[Figure record listings]
>> Begin

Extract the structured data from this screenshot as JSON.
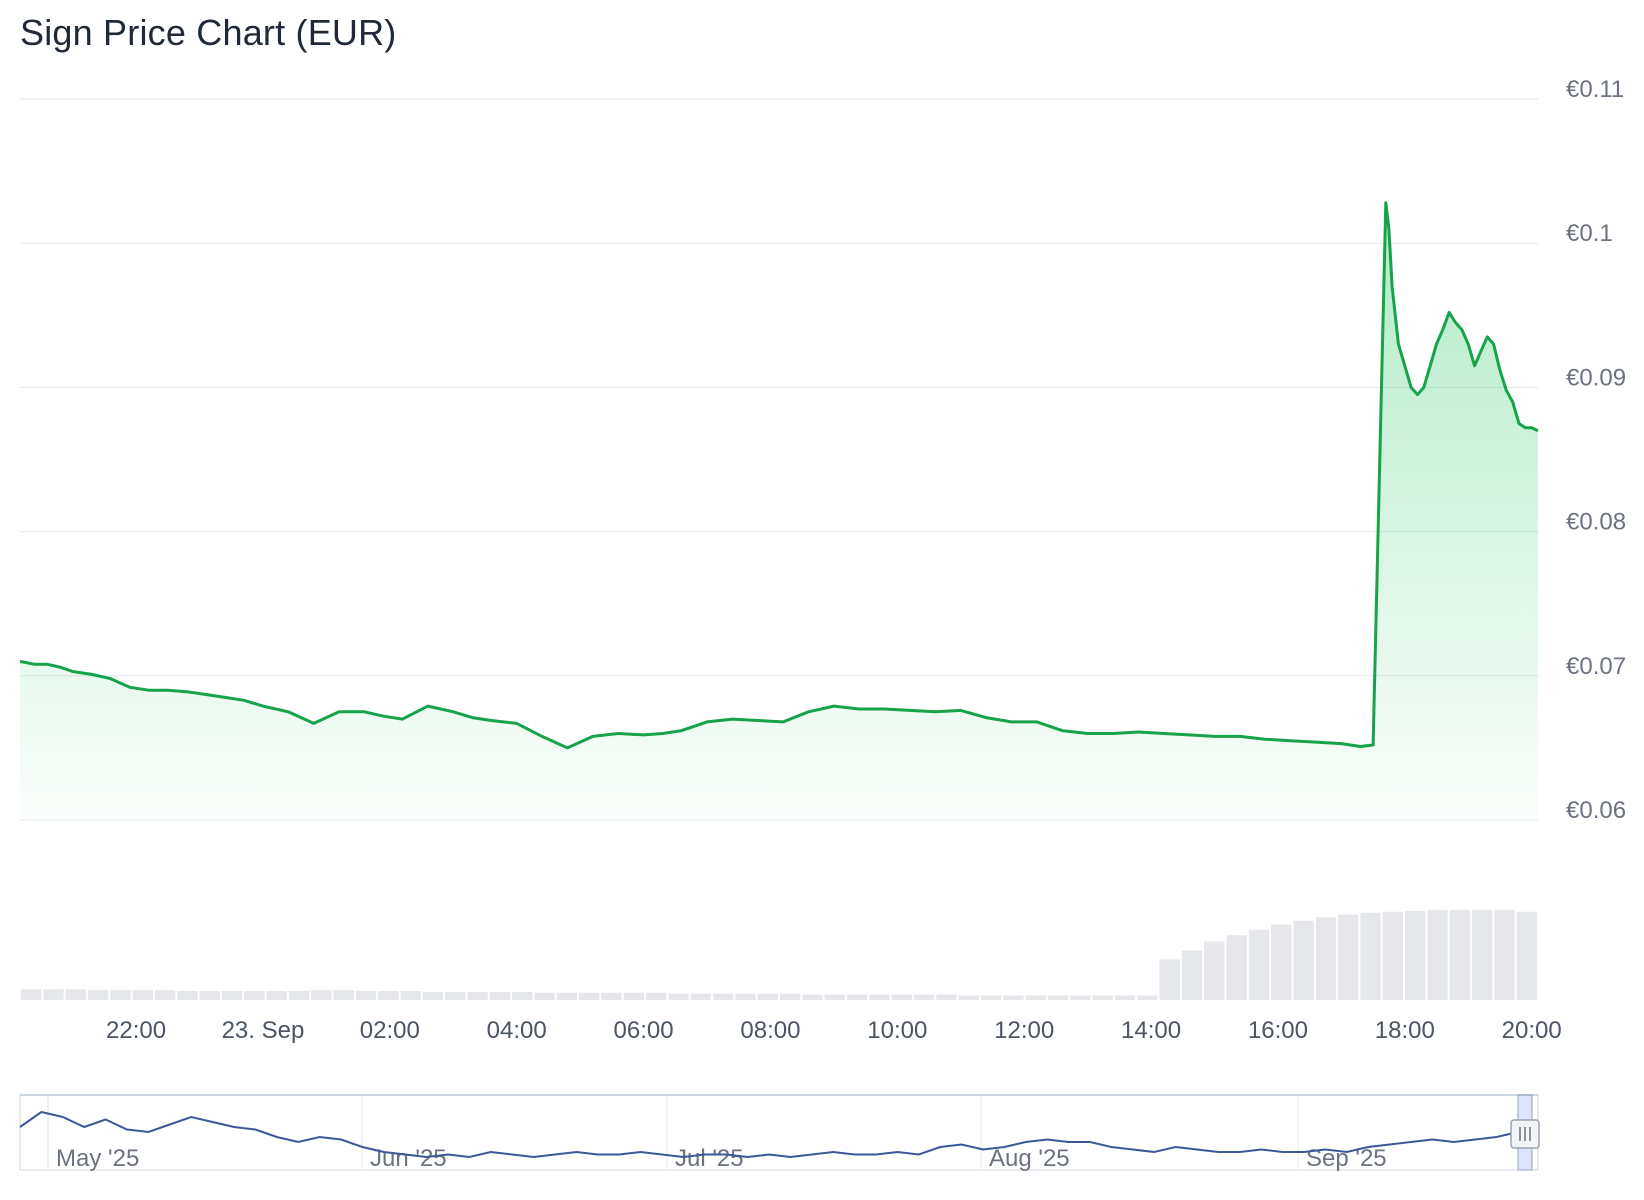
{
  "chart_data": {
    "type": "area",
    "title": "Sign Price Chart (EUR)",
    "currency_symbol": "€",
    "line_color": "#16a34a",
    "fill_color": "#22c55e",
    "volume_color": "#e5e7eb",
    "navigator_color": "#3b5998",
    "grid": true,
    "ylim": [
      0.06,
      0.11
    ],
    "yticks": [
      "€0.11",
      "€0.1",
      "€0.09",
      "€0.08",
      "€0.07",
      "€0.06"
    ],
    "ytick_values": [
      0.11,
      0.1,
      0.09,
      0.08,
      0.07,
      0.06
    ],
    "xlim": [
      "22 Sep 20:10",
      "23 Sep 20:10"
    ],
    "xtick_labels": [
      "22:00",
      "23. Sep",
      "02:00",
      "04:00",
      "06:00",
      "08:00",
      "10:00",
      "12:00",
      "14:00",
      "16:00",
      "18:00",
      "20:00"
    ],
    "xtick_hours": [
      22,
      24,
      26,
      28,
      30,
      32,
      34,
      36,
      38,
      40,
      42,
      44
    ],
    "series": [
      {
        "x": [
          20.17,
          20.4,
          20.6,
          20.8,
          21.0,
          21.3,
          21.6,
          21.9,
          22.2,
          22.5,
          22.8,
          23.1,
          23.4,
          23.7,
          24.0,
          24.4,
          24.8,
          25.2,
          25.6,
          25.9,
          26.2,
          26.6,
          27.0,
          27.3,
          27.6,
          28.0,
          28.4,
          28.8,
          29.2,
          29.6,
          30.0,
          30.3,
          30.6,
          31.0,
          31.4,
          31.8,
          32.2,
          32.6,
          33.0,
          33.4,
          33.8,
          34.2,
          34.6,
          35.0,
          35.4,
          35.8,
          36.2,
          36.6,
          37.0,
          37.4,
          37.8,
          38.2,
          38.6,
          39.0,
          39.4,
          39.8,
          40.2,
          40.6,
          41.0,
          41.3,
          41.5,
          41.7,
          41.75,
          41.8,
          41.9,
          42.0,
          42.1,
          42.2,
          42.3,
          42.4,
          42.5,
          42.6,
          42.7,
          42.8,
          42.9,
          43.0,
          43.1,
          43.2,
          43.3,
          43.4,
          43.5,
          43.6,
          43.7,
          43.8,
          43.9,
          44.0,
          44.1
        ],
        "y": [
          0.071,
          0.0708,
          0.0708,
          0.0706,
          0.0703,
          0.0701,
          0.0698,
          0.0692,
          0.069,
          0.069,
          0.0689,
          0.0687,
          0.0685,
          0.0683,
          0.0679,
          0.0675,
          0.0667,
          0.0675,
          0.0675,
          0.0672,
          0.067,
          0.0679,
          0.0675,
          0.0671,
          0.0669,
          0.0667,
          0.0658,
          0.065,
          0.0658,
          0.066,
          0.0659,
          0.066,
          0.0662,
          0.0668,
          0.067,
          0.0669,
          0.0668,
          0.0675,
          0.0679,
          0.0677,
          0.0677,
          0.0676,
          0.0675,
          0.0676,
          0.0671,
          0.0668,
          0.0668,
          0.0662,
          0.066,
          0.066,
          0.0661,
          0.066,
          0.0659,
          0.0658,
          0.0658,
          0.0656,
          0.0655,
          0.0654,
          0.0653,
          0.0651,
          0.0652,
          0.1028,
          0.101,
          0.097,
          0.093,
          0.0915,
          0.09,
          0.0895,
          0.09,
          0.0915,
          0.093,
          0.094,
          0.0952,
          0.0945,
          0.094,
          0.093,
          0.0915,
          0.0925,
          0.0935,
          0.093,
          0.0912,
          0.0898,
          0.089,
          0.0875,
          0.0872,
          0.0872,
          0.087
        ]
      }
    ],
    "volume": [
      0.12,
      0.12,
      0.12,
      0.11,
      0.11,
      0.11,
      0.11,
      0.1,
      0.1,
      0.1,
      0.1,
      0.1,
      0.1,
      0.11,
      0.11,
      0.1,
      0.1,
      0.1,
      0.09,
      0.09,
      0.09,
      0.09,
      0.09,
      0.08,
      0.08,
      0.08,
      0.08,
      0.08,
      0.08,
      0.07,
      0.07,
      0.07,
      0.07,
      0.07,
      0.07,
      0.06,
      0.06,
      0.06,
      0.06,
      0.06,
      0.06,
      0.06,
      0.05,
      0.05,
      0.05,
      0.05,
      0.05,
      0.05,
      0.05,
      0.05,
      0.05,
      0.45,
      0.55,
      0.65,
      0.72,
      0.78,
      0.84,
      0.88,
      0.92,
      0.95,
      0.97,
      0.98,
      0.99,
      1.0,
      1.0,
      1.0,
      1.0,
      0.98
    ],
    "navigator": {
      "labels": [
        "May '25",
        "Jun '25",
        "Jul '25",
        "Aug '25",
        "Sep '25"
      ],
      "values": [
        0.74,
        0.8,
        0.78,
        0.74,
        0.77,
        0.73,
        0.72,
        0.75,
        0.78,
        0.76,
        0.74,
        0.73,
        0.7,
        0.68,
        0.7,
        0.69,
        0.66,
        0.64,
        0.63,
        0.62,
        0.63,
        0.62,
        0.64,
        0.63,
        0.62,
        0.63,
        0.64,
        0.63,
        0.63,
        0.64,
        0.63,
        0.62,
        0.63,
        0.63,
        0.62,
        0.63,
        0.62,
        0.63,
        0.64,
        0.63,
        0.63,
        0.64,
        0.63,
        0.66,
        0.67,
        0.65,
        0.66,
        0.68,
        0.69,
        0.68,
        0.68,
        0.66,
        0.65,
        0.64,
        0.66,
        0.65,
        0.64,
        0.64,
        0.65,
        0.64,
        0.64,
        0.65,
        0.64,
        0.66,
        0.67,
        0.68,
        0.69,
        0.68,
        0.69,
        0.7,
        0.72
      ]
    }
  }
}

>> End

> _YOUR GOAL_: Drop the images and quote the entries word for word.

> _FINAL ANSWER_:
Extract the structured data from this screenshot as JSON.
{
  "chart_data": {
    "type": "area",
    "title": "Sign Price Chart (EUR)",
    "currency_symbol": "€",
    "line_color": "#16a34a",
    "fill_color": "#22c55e",
    "volume_color": "#e5e7eb",
    "navigator_color": "#3b5998",
    "grid": true,
    "ylim": [
      0.06,
      0.11
    ],
    "yticks": [
      "€0.11",
      "€0.1",
      "€0.09",
      "€0.08",
      "€0.07",
      "€0.06"
    ],
    "ytick_values": [
      0.11,
      0.1,
      0.09,
      0.08,
      0.07,
      0.06
    ],
    "xlim": [
      "22 Sep 20:10",
      "23 Sep 20:10"
    ],
    "xtick_labels": [
      "22:00",
      "23. Sep",
      "02:00",
      "04:00",
      "06:00",
      "08:00",
      "10:00",
      "12:00",
      "14:00",
      "16:00",
      "18:00",
      "20:00"
    ],
    "xtick_hours": [
      22,
      24,
      26,
      28,
      30,
      32,
      34,
      36,
      38,
      40,
      42,
      44
    ],
    "series": [
      {
        "x": [
          20.17,
          20.4,
          20.6,
          20.8,
          21.0,
          21.3,
          21.6,
          21.9,
          22.2,
          22.5,
          22.8,
          23.1,
          23.4,
          23.7,
          24.0,
          24.4,
          24.8,
          25.2,
          25.6,
          25.9,
          26.2,
          26.6,
          27.0,
          27.3,
          27.6,
          28.0,
          28.4,
          28.8,
          29.2,
          29.6,
          30.0,
          30.3,
          30.6,
          31.0,
          31.4,
          31.8,
          32.2,
          32.6,
          33.0,
          33.4,
          33.8,
          34.2,
          34.6,
          35.0,
          35.4,
          35.8,
          36.2,
          36.6,
          37.0,
          37.4,
          37.8,
          38.2,
          38.6,
          39.0,
          39.4,
          39.8,
          40.2,
          40.6,
          41.0,
          41.3,
          41.5,
          41.7,
          41.75,
          41.8,
          41.9,
          42.0,
          42.1,
          42.2,
          42.3,
          42.4,
          42.5,
          42.6,
          42.7,
          42.8,
          42.9,
          43.0,
          43.1,
          43.2,
          43.3,
          43.4,
          43.5,
          43.6,
          43.7,
          43.8,
          43.9,
          44.0,
          44.1
        ],
        "y": [
          0.071,
          0.0708,
          0.0708,
          0.0706,
          0.0703,
          0.0701,
          0.0698,
          0.0692,
          0.069,
          0.069,
          0.0689,
          0.0687,
          0.0685,
          0.0683,
          0.0679,
          0.0675,
          0.0667,
          0.0675,
          0.0675,
          0.0672,
          0.067,
          0.0679,
          0.0675,
          0.0671,
          0.0669,
          0.0667,
          0.0658,
          0.065,
          0.0658,
          0.066,
          0.0659,
          0.066,
          0.0662,
          0.0668,
          0.067,
          0.0669,
          0.0668,
          0.0675,
          0.0679,
          0.0677,
          0.0677,
          0.0676,
          0.0675,
          0.0676,
          0.0671,
          0.0668,
          0.0668,
          0.0662,
          0.066,
          0.066,
          0.0661,
          0.066,
          0.0659,
          0.0658,
          0.0658,
          0.0656,
          0.0655,
          0.0654,
          0.0653,
          0.0651,
          0.0652,
          0.1028,
          0.101,
          0.097,
          0.093,
          0.0915,
          0.09,
          0.0895,
          0.09,
          0.0915,
          0.093,
          0.094,
          0.0952,
          0.0945,
          0.094,
          0.093,
          0.0915,
          0.0925,
          0.0935,
          0.093,
          0.0912,
          0.0898,
          0.089,
          0.0875,
          0.0872,
          0.0872,
          0.087
        ]
      }
    ],
    "volume": [
      0.12,
      0.12,
      0.12,
      0.11,
      0.11,
      0.11,
      0.11,
      0.1,
      0.1,
      0.1,
      0.1,
      0.1,
      0.1,
      0.11,
      0.11,
      0.1,
      0.1,
      0.1,
      0.09,
      0.09,
      0.09,
      0.09,
      0.09,
      0.08,
      0.08,
      0.08,
      0.08,
      0.08,
      0.08,
      0.07,
      0.07,
      0.07,
      0.07,
      0.07,
      0.07,
      0.06,
      0.06,
      0.06,
      0.06,
      0.06,
      0.06,
      0.06,
      0.05,
      0.05,
      0.05,
      0.05,
      0.05,
      0.05,
      0.05,
      0.05,
      0.05,
      0.45,
      0.55,
      0.65,
      0.72,
      0.78,
      0.84,
      0.88,
      0.92,
      0.95,
      0.97,
      0.98,
      0.99,
      1.0,
      1.0,
      1.0,
      1.0,
      0.98
    ],
    "navigator": {
      "labels": [
        "May '25",
        "Jun '25",
        "Jul '25",
        "Aug '25",
        "Sep '25"
      ],
      "values": [
        0.74,
        0.8,
        0.78,
        0.74,
        0.77,
        0.73,
        0.72,
        0.75,
        0.78,
        0.76,
        0.74,
        0.73,
        0.7,
        0.68,
        0.7,
        0.69,
        0.66,
        0.64,
        0.63,
        0.62,
        0.63,
        0.62,
        0.64,
        0.63,
        0.62,
        0.63,
        0.64,
        0.63,
        0.63,
        0.64,
        0.63,
        0.62,
        0.63,
        0.63,
        0.62,
        0.63,
        0.62,
        0.63,
        0.64,
        0.63,
        0.63,
        0.64,
        0.63,
        0.66,
        0.67,
        0.65,
        0.66,
        0.68,
        0.69,
        0.68,
        0.68,
        0.66,
        0.65,
        0.64,
        0.66,
        0.65,
        0.64,
        0.64,
        0.65,
        0.64,
        0.64,
        0.65,
        0.64,
        0.66,
        0.67,
        0.68,
        0.69,
        0.68,
        0.69,
        0.7,
        0.72
      ]
    }
  }
}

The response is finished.